▶ _Exercise data_
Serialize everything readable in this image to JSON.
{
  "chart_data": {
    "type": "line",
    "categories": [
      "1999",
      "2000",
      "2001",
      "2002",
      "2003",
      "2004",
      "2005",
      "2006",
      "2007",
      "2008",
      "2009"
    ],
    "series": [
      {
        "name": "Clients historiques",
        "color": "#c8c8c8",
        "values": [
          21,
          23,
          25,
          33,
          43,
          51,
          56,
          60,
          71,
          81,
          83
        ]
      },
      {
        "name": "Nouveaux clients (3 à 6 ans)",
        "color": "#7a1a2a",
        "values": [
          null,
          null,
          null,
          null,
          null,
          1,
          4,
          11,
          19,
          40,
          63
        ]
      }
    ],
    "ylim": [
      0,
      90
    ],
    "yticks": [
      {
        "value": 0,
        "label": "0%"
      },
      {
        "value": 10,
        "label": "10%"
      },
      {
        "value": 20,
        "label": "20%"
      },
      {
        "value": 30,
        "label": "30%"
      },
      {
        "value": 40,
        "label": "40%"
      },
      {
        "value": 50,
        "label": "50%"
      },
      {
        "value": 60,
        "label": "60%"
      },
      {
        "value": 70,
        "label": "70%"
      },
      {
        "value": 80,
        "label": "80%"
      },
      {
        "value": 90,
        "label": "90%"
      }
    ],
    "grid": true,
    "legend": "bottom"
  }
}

▶ _What the task requires_
In the entries above, how many lines contain the word "name"? Answer with the number only.

▶ _Response_
2